##### Dataset rows #####

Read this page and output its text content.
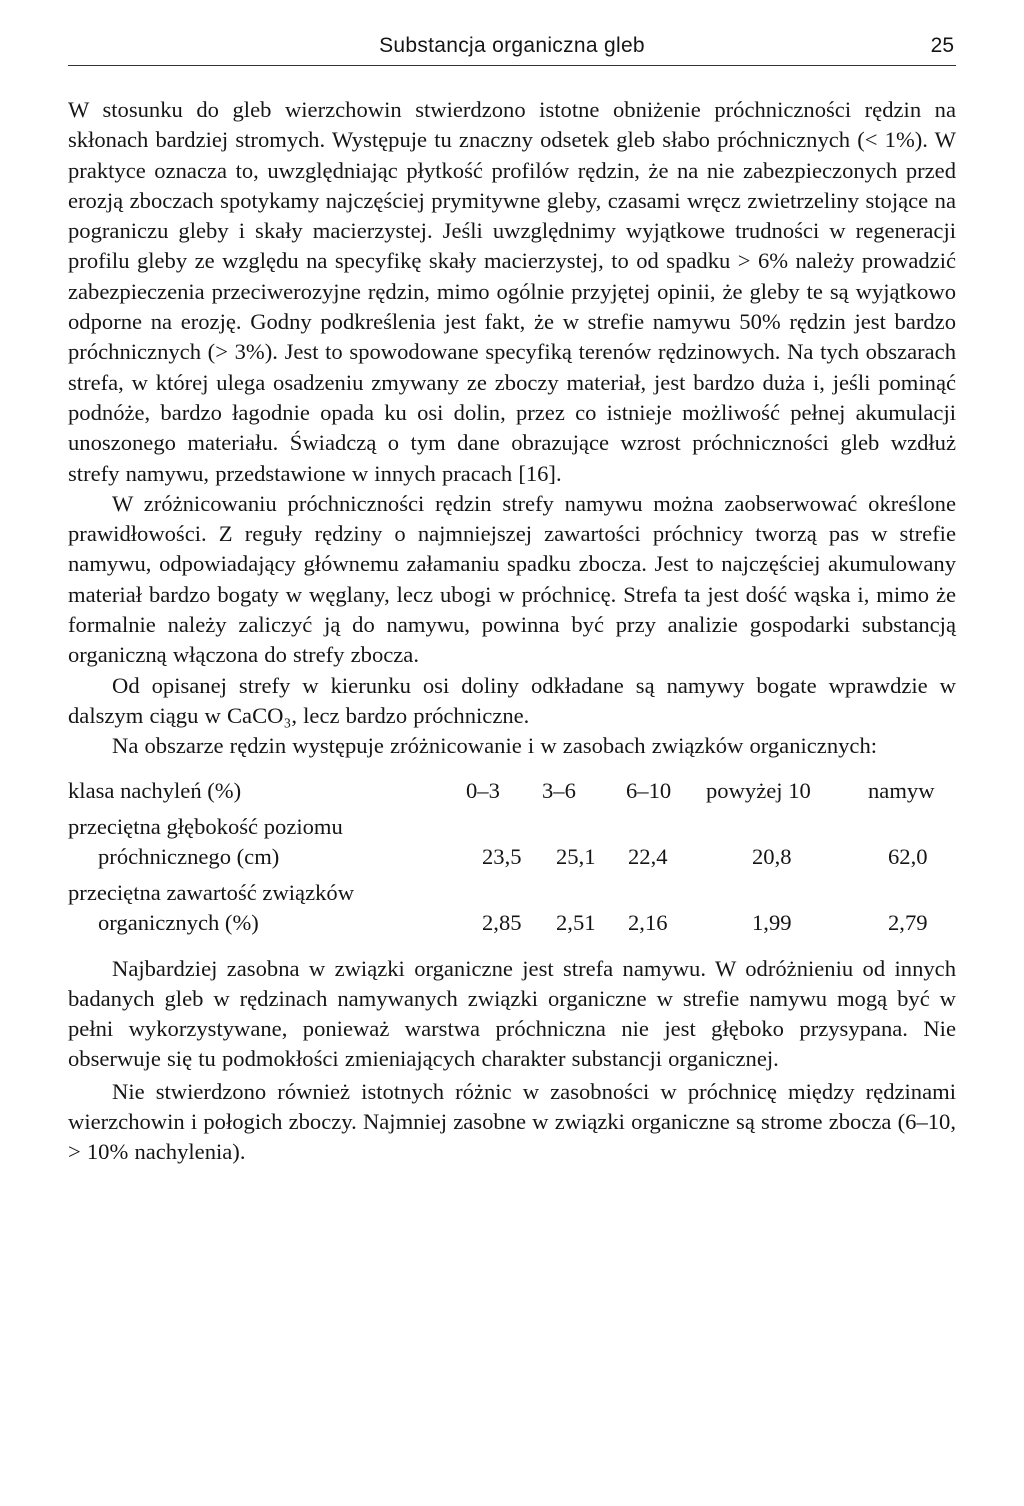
Substancja organiczna gleb	25

W stosunku do gleb wierzchowin stwierdzono istotne obniżenie próchniczności rędzin na skłonach bardziej stromych. Występuje tu znaczny odsetek gleb słabo próchnicznych (< 1%). W praktyce oznacza to, uwzględniając płytkość profilów rędzin, że na nie zabezpieczonych przed erozją zboczach spotykamy najczęściej prymitywne gleby, czasami wręcz zwietrzeliny stojące na pograniczu gleby i skały macierzystej. Jeśli uwzględnimy wyjątkowe trudności w regeneracji profilu gleby ze względu na specyfikę skały macierzystej, to od spadku > 6% należy prowadzić zabezpieczenia przeciwerozyjne rędzin, mimo ogólnie przyjętej opinii, że gleby te są wyjątkowo odporne na erozję. Godny podkreślenia jest fakt, że w strefie namywu 50% rędzin jest bardzo próchnicznych (> 3%). Jest to spowodowane specyfiką terenów rędzinowych. Na tych obszarach strefa, w której ulega osadzeniu zmywany ze zboczy materiał, jest bardzo duża i, jeśli pominąć podnóże, bardzo łagodnie opada ku osi dolin, przez co istnieje możliwość pełnej akumulacji unoszonego materiału. Świadczą o tym dane obrazujące wzrost próchniczności gleb wzdłuż strefy namywu, przedstawione w innych pracach [16].

W zróżnicowaniu próchniczności rędzin strefy namywu można zaobserwować określone prawidłowości. Z reguły rędziny o najmniejszej zawartości próchnicy tworzą pas w strefie namywu, odpowiadający głównemu załamaniu spadku zbocza. Jest to najczęściej akumulowany materiał bardzo bogaty w węglany, lecz ubogi w próchnicę. Strefa ta jest dość wąska i, mimo że formalnie należy zaliczyć ją do namywu, powinna być przy analizie gospodarki substancją organiczną włączona do strefy zbocza.

Od opisanej strefy w kierunku osi doliny odkładane są namywy bogate wprawdzie w dalszym ciągu w CaCO₃, lecz bardzo próchniczne.

Na obszarze rędzin występuje zróżnicowanie i w zasobach związków organicznych:

klasa nachyleń (%)	0–3 3–6 6–10 powyżej 10	namyw
przeciętna głębokość poziomu
próchnicznego (cm)	23,5 25,1 22,4	20,8	62,0
przeciętna zawartość związków
organicznych (%)	2,85 2,51 2,16	1,99	2,79

Najbardziej zasobna w związki organiczne jest strefa namywu. W odróżnieniu od innych badanych gleb w rędzinach namywanych związki organiczne w strefie namywu mogą być w pełni wykorzystywane, ponieważ warstwa próchniczna nie jest głęboko przysypana. Nie obserwuje się tu podmokłości zmieniających charakter substancji organicznej.

Nie stwierdzono również istotnych różnic w zasobności w próchnicę między rędzinami wierzchowin i połogich zboczy. Najmniej zasobne w związki organiczne są strome zbocza (6–10, > 10% nachylenia).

#####

Written exercise: Search the entries for the word "organicznych", then gather every line that has it.

Written answer:
Na obszarze rędzin występuje zróżnicowanie i w zasobach związków organicznych:
organicznych (%)	2,85 2,51 2,16	1,99	2,79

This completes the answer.